▶ [What is required]:
Copy out the listing below word for word, keeping every line as it appears.

○ ○ ○ ○

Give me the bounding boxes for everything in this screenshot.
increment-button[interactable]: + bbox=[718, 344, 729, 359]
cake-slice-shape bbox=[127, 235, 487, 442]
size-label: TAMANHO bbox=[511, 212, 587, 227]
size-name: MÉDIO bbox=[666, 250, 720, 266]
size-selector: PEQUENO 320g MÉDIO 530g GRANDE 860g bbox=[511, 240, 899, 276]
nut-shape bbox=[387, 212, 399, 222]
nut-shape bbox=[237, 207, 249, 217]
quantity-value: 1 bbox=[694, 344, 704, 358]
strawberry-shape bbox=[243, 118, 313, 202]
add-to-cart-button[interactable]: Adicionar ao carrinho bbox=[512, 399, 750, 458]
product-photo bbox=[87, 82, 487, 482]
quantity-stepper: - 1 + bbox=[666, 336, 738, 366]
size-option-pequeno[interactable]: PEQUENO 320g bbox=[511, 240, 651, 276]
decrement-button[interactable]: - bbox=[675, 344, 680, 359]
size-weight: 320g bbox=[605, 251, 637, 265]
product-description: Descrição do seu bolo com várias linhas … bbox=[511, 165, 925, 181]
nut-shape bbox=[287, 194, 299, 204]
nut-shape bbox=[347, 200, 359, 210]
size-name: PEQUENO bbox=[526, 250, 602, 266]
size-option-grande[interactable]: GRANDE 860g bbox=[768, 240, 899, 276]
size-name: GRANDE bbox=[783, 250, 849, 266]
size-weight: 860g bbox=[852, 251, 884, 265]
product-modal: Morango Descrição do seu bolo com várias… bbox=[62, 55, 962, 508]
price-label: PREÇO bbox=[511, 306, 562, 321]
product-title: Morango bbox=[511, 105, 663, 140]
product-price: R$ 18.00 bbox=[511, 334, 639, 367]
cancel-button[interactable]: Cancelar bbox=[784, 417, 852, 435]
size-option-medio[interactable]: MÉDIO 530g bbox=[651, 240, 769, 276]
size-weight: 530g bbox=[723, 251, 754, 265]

○ ○ ○ ○

▶ [Output]:
Give me the bounding boxes for everything in this screenshot.
increment-button[interactable]: + bbox=[718, 344, 729, 359]
cake-slice-shape bbox=[127, 235, 487, 442]
size-label: TAMANHO bbox=[511, 212, 587, 227]
size-name: MÉDIO bbox=[666, 250, 720, 266]
size-selector: PEQUENO 320g MÉDIO 530g GRANDE 860g bbox=[511, 240, 899, 276]
nut-shape bbox=[387, 212, 399, 222]
nut-shape bbox=[237, 207, 249, 217]
quantity-value: 1 bbox=[694, 344, 704, 358]
strawberry-shape bbox=[243, 118, 313, 202]
add-to-cart-button[interactable]: Adicionar ao carrinho bbox=[512, 399, 750, 458]
product-photo bbox=[87, 82, 487, 482]
quantity-stepper: - 1 + bbox=[666, 336, 738, 366]
size-option-pequeno[interactable]: PEQUENO 320g bbox=[511, 240, 651, 276]
decrement-button[interactable]: - bbox=[675, 344, 680, 359]
size-weight: 320g bbox=[605, 251, 637, 265]
product-description: Descrição do seu bolo com várias linhas … bbox=[511, 165, 925, 181]
nut-shape bbox=[287, 194, 299, 204]
nut-shape bbox=[347, 200, 359, 210]
size-name: PEQUENO bbox=[526, 250, 602, 266]
size-option-grande[interactable]: GRANDE 860g bbox=[768, 240, 899, 276]
size-name: GRANDE bbox=[783, 250, 849, 266]
size-weight: 860g bbox=[852, 251, 884, 265]
product-modal: Morango Descrição do seu bolo com várias… bbox=[62, 55, 962, 508]
price-label: PREÇO bbox=[511, 306, 562, 321]
product-title: Morango bbox=[511, 105, 663, 140]
product-price: R$ 18.00 bbox=[511, 334, 639, 367]
cancel-button[interactable]: Cancelar bbox=[784, 417, 852, 435]
size-option-medio[interactable]: MÉDIO 530g bbox=[651, 240, 769, 276]
size-weight: 530g bbox=[723, 251, 754, 265]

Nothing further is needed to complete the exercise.